* START Entries shown *

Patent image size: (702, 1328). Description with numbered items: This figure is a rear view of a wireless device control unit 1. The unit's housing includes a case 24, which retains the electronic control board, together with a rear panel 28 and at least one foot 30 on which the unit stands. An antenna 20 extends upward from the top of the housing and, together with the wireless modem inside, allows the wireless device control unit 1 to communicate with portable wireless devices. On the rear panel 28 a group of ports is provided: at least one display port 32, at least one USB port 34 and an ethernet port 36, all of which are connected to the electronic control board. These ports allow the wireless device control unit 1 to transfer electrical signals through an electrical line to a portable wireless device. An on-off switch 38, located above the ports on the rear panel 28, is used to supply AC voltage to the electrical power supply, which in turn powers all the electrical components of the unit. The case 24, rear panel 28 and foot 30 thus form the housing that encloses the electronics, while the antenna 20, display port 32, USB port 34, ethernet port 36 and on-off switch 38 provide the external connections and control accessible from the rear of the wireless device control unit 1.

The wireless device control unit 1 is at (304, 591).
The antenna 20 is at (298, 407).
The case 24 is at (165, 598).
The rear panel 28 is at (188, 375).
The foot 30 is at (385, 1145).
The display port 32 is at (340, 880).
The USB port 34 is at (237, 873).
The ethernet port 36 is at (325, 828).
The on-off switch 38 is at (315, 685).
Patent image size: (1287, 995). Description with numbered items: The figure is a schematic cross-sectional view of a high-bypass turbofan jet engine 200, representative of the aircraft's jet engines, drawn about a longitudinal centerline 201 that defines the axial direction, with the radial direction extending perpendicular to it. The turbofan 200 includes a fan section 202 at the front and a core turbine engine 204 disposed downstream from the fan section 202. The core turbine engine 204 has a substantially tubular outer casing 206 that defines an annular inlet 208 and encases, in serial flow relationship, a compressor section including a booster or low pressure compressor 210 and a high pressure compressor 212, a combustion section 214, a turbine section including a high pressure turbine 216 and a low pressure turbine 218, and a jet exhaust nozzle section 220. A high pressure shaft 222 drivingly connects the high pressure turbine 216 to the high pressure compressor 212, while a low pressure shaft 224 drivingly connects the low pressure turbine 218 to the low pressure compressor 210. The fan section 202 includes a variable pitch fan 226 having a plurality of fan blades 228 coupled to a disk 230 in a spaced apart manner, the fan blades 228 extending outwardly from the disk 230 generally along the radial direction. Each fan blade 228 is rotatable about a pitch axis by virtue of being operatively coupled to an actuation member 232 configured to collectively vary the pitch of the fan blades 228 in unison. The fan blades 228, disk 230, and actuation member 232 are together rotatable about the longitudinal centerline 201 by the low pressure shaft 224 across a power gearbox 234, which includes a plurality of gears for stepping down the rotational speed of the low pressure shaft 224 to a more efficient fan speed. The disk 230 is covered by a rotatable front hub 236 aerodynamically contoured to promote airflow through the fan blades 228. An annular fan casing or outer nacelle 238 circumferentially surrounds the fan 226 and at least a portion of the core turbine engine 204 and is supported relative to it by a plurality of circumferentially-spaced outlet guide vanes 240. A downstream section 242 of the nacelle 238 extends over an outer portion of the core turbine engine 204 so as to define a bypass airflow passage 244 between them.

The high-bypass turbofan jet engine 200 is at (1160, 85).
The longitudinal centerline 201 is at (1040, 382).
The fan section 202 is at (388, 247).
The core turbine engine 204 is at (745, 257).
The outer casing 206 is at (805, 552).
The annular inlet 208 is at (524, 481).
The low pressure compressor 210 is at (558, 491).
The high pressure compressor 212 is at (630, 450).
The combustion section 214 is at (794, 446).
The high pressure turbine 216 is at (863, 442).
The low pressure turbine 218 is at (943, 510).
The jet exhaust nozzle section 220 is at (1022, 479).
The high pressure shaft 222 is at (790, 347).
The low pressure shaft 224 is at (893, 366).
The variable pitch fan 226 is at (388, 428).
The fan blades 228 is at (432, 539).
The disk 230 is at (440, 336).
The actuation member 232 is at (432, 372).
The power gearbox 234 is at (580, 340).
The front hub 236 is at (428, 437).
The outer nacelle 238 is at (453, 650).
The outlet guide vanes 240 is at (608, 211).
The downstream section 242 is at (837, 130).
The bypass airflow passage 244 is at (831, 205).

* END Entries shown *

• Aim:
Give the rows from the start through the line containing "The on-off switch 38 is at (315, 685)." as a Markdown table with the columns No. and Line. Put a number in No. and the line in Line, and leave out blank lines.

• Answer below:
| No. | Line |
|---|---|
| 1 | Patent image size: (702, 1328). Description with numbered items: This figure is a rear view of a wireless device control unit 1. The unit's housing includes a case 24, which retains the electronic control board, together with a rear panel 28 and at least one foot 30 on which the unit stands. An antenna 20 extends upward from the top of the housing and, together with the wireless modem inside, allows the wireless device control unit 1 to communicate with portable wireless devices. On the rear panel 28 a group of ports is provided: at least one display port 32, at least one USB port 34 and an ethernet port 36, all of which are connected to the electronic control board. These ports allow the wireless device control unit 1 to transfer electrical signals through an electrical line to a portable wireless device. An on-off switch 38, located above the ports on the rear panel 28, is used to supply AC voltage to the electrical power supply, which in turn powers all the electrical components of the unit. The case 24, rear panel 28 and foot 30 thus form the housing that encloses the electronics, while the antenna 20, display port 32, USB port 34, ethernet port 36 and on-off switch 38 provide the external connections and control accessible from the rear of the wireless device control unit 1. |
| 2 | The wireless device control unit 1 is at (304, 591). |
| 3 | The antenna 20 is at (298, 407). |
| 4 | The case 24 is at (165, 598). |
| 5 | The rear panel 28 is at (188, 375). |
| 6 | The foot 30 is at (385, 1145). |
| 7 | The display port 32 is at (340, 880). |
| 8 | The USB port 34 is at (237, 873). |
| 9 | The ethernet port 36 is at (325, 828). |
| 10 | The on-off switch 38 is at (315, 685). |